*** Source records

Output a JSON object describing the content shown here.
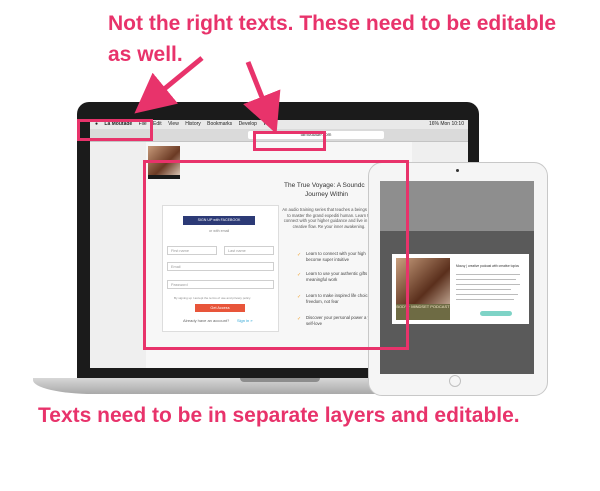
{
  "annotations": {
    "top": "Not the right texts. These need to be editable as well.",
    "bottom": "Texts need to be in separate layers and editable."
  },
  "menubar": {
    "app_name": "La Moutade",
    "items": [
      "File",
      "Edit",
      "View",
      "History",
      "Bookmarks",
      "Develop",
      "Wi..."
    ],
    "status": "16%  Mon 10:10"
  },
  "browser": {
    "url": "lamoutade.com"
  },
  "page": {
    "title_line1": "The True Voyage: A Soundc",
    "title_line2": "Journey Within",
    "description": "An audio training series that teaches a beings how to master the grand expediti human. Learn to connect with your higher guidance and live in the creative flow. Re your inner awakening.",
    "facebook_button": "SIGN UP with FACEBOOK",
    "or_email": "or with email",
    "first_name_placeholder": "First name",
    "last_name_placeholder": "Last name",
    "email_placeholder": "Email",
    "password_placeholder": "Password",
    "terms": "By signing up I accept the terms of use and privacy policy.",
    "get_access_button": "Get Access",
    "have_account": "Already have an account?",
    "sign_in_link": "Sign in »",
    "bullets": [
      "Learn to connect with your high become super intuitive",
      "Learn to use your authentic gifts meaningful work",
      "Learn to make inspired life choic freedom, not fear",
      "Discover your personal power a your self-love"
    ]
  },
  "ipad": {
    "modal_caption": "BODY · MINDSET PODCAST",
    "modal_title": "Mousy | creative podcast with creative topics"
  },
  "colors": {
    "accent": "#e8336b",
    "facebook": "#2c3a76",
    "cta": "#e8553a"
  }
}
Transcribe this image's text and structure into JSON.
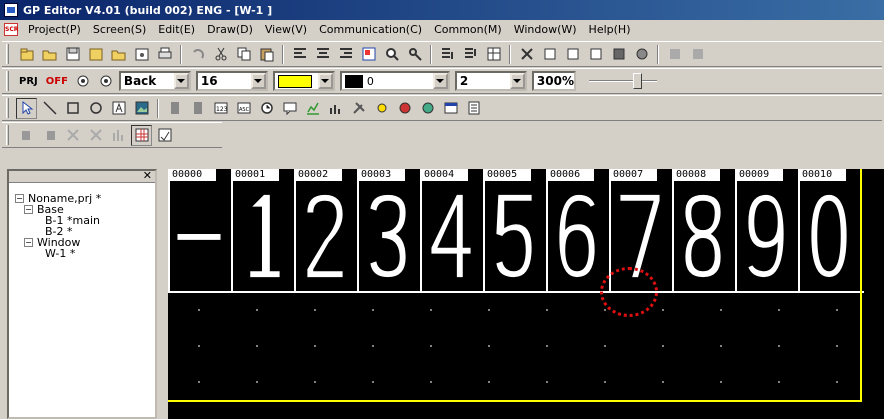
{
  "window": {
    "title": "GP Editor V4.01 (build 002) ENG - [W-1 ]"
  },
  "menu": {
    "items": [
      "Project(P)",
      "Screen(S)",
      "Edit(E)",
      "Draw(D)",
      "View(V)",
      "Communication(C)",
      "Common(M)",
      "Window(W)",
      "Help(H)"
    ]
  },
  "toolbar3": {
    "prj_label": "PRJ",
    "off_label": "OFF",
    "mode_value": "Back",
    "font_size_value": "16",
    "fg_color": "#ffff00",
    "bg_color": "#000000",
    "bg_value": "0",
    "line_width_value": "2",
    "zoom_value": "300%"
  },
  "tree": {
    "project": "Noname,prj *",
    "base": "Base",
    "base_items": [
      "B-1 *main",
      "B-2 *"
    ],
    "window": "Window",
    "window_items": [
      "W-1 *"
    ]
  },
  "panels": [
    {
      "label": "00000",
      "digit": "-"
    },
    {
      "label": "00001",
      "digit": "1"
    },
    {
      "label": "00002",
      "digit": "2"
    },
    {
      "label": "00003",
      "digit": "3"
    },
    {
      "label": "00004",
      "digit": "4"
    },
    {
      "label": "00005",
      "digit": "5"
    },
    {
      "label": "00006",
      "digit": "6"
    },
    {
      "label": "00007",
      "digit": "7"
    },
    {
      "label": "00008",
      "digit": "8"
    },
    {
      "label": "00009",
      "digit": "9"
    },
    {
      "label": "00010",
      "digit": "0"
    }
  ],
  "colors": {
    "canvas_border": "#ffff00",
    "highlight_circle": "#e01010"
  }
}
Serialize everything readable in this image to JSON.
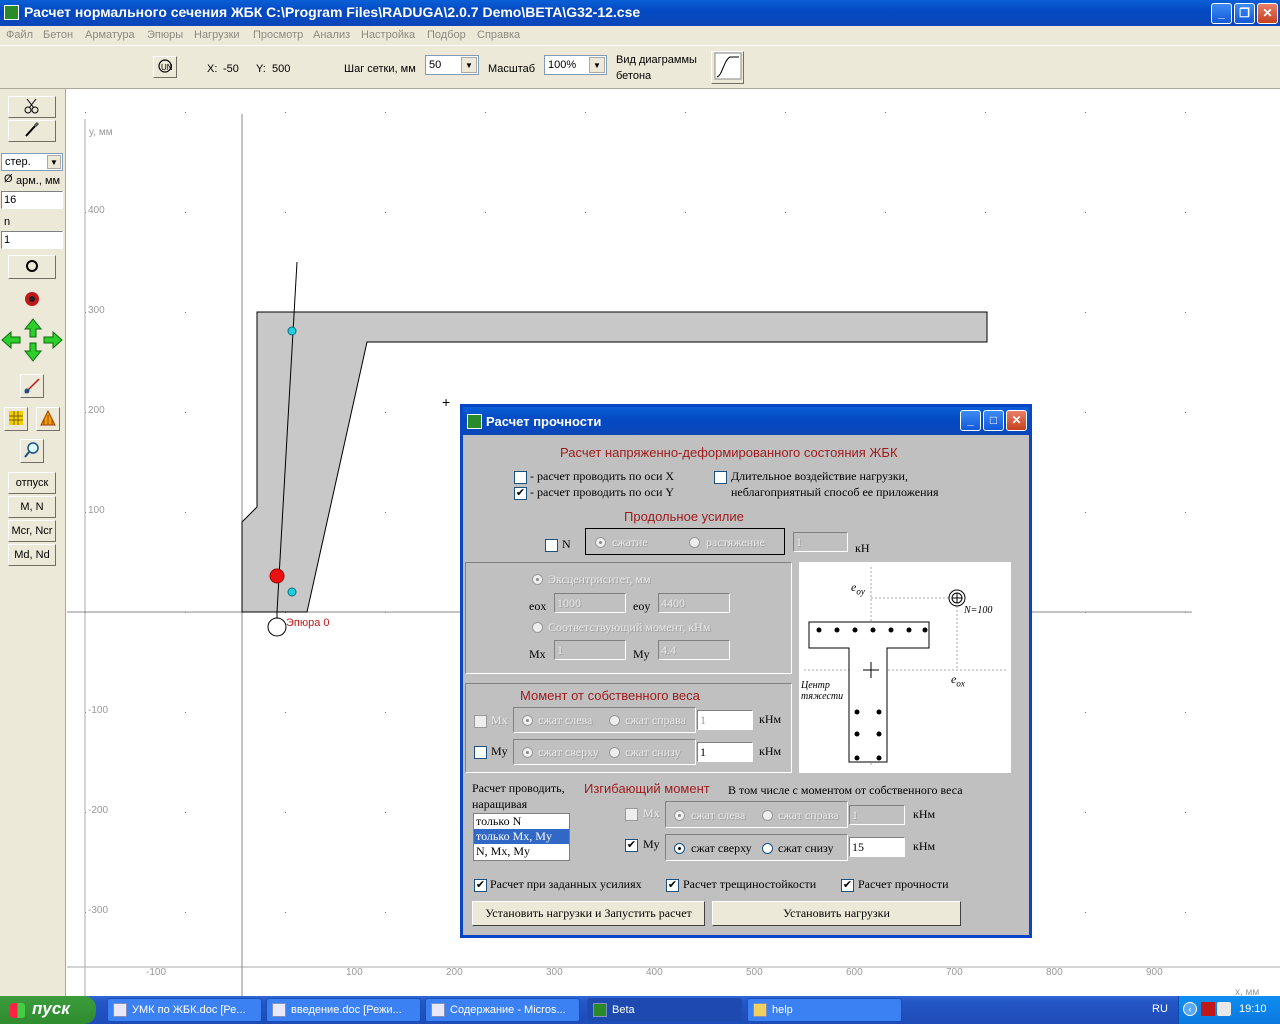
{
  "window": {
    "title": "Расчет нормального сечения ЖБК   C:\\Program Files\\RADUGA\\2.0.7 Demo\\BETA\\G32-12.cse"
  },
  "menu": [
    "Файл",
    "Бетон",
    "Арматура",
    "Эпюры",
    "Нагрузки",
    "Просмотр",
    "Анализ",
    "Настройка",
    "Подбор",
    "Справка"
  ],
  "toolbar": {
    "x_label": "X:",
    "x_value": "-50",
    "y_label": "Y:",
    "y_value": "500",
    "grid_label": "Шаг сетки, мм",
    "grid_value": "50",
    "scale_label": "Масштаб",
    "scale_value": "100%",
    "diagram_label_1": "Вид диаграммы",
    "diagram_label_2": "бетона"
  },
  "left_panel": {
    "rebar_type": "стер.",
    "diameter_label": "арм., мм",
    "diameter_symbol": "Ø",
    "diameter_value": "16",
    "n_label": "n",
    "n_value": "1",
    "buttons": [
      "отпуск",
      "M, N",
      "Mcr, Ncr",
      "Md, Nd"
    ]
  },
  "canvas": {
    "y_axis_label": "y, мм",
    "x_axis_label": "x, мм",
    "y_ticks": [
      "400",
      "300",
      "200",
      "100",
      "-100",
      "-200",
      "-300"
    ],
    "x_ticks": [
      "-100",
      "100",
      "200",
      "300",
      "400",
      "500",
      "600",
      "700",
      "800",
      "900"
    ],
    "epure_label": "Эпюра 0",
    "cursor": "+"
  },
  "dialog": {
    "title": "Расчет прочности",
    "heading": "Расчет напряженно-деформированного состояния ЖБК",
    "calc_x_label": "- расчет проводить по оси X",
    "calc_x_checked": false,
    "calc_y_label": "- расчет проводить по оси Y",
    "calc_y_checked": true,
    "long_term_label_1": "Длительное воздействие нагрузки,",
    "long_term_label_2": "неблагоприятный способ ее приложения",
    "axial": {
      "heading": "Продольное усилие",
      "n_label": "N",
      "compression": "сжатие",
      "tension": "растяжение",
      "value": "1",
      "unit": "кН"
    },
    "eccentricity": {
      "ecc_label": "Эксцентриситет, мм",
      "eox_label": "eox",
      "eox_value": "1000",
      "eoy_label": "eoy",
      "eoy_value": "4400",
      "moment_label": "Соответствующий момент, кНм",
      "mx_label": "Mx",
      "mx_value": "1",
      "my_label": "My",
      "my_value": "4.4"
    },
    "sketch": {
      "eoy": "e",
      "eoy_sub": "oy",
      "eox": "e",
      "eox_sub": "ox",
      "n_label": "N=100",
      "center_1": "Центр",
      "center_2": "тяжести"
    },
    "self_weight": {
      "heading": "Момент от собственного веса",
      "mx_label": "Mx",
      "my_label": "My",
      "left": "сжат слева",
      "right": "сжат справа",
      "top": "сжат сверху",
      "bottom": "сжат снизу",
      "mx_value": "1",
      "my_value": "1",
      "unit": "кНм"
    },
    "calc_mode": {
      "label_1": "Расчет проводить,",
      "label_2": "наращивая",
      "options": [
        "только N",
        "только Mx, My",
        "N, Mx, My"
      ],
      "selected": "только Mx, My"
    },
    "bending": {
      "heading": "Изгибающий момент",
      "incl_label": "В том числе с моментом от  собственного веса",
      "mx_label": "Mx",
      "my_label": "My",
      "left": "сжат слева",
      "right": "сжат справа",
      "top": "сжат сверху",
      "bottom": "сжат снизу",
      "mx_value": "1",
      "my_value": "15",
      "unit": "кНм"
    },
    "checks": {
      "given_forces": "Расчет при заданных усилиях",
      "crack": "Расчет трещиностойкости",
      "strength": "Расчет прочности"
    },
    "buttons": {
      "run": "Установить нагрузки и Запустить расчет",
      "set": "Установить нагрузки"
    }
  },
  "taskbar": {
    "start": "пуск",
    "tasks": [
      "УМК по ЖБК.doc [Ре...",
      "введение.doc [Режи...",
      "Содержание - Micros...",
      "Beta",
      "help"
    ],
    "lang": "RU",
    "time": "19:10"
  }
}
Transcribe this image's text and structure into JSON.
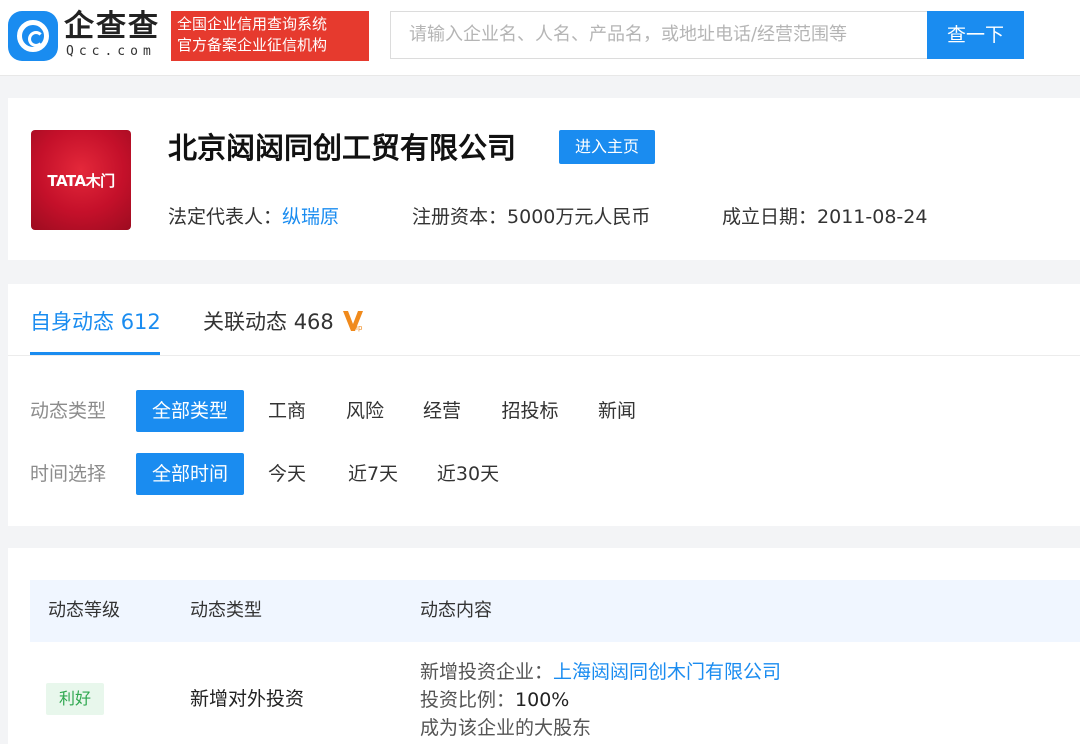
{
  "header": {
    "logo_text": "企查查",
    "logo_sub": "Qcc.com",
    "slogan_line1": "全国企业信用查询系统",
    "slogan_line2": "官方备案企业征信机构",
    "search_placeholder": "请输入企业名、人名、产品名，或地址电话/经营范围等",
    "search_button": "查一下"
  },
  "company": {
    "logo_text": "TATA木门",
    "name": "北京闼闼同创工贸有限公司",
    "home_button": "进入主页",
    "legal_rep_label": "法定代表人：",
    "legal_rep": "纵瑞原",
    "capital_label": "注册资本：",
    "capital": "5000万元人民币",
    "founded_label": "成立日期：",
    "founded": "2011-08-24"
  },
  "tabs": [
    {
      "label": "自身动态",
      "count": "612"
    },
    {
      "label": "关联动态",
      "count": "468"
    }
  ],
  "filters": {
    "type_label": "动态类型",
    "types": [
      "全部类型",
      "工商",
      "风险",
      "经营",
      "招投标",
      "新闻"
    ],
    "time_label": "时间选择",
    "times": [
      "全部时间",
      "今天",
      "近7天",
      "近30天"
    ]
  },
  "table": {
    "headers": [
      "动态等级",
      "动态类型",
      "动态内容"
    ],
    "rows": [
      {
        "level": "利好",
        "type": "新增对外投资",
        "content": {
          "company_label": "新增投资企业：",
          "company": "上海闼闼同创木门有限公司",
          "ratio_label": "投资比例：",
          "ratio": "100%",
          "note": "成为该企业的大股东"
        }
      }
    ]
  },
  "colors": {
    "accent": "#1a8cf0",
    "slogan_bg": "#e63a2e",
    "positive": "#2fa84f"
  }
}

******

_What you have to do_: Select the lines from the entries that include the word "heading".

_Task answer_:
    "heading": "Расчет напряженно-деформированного состояния ЖБК",
      "heading": "Продольное усилие",
      "heading": "Момент от собственного веса",
      "heading": "Изгибающий момент",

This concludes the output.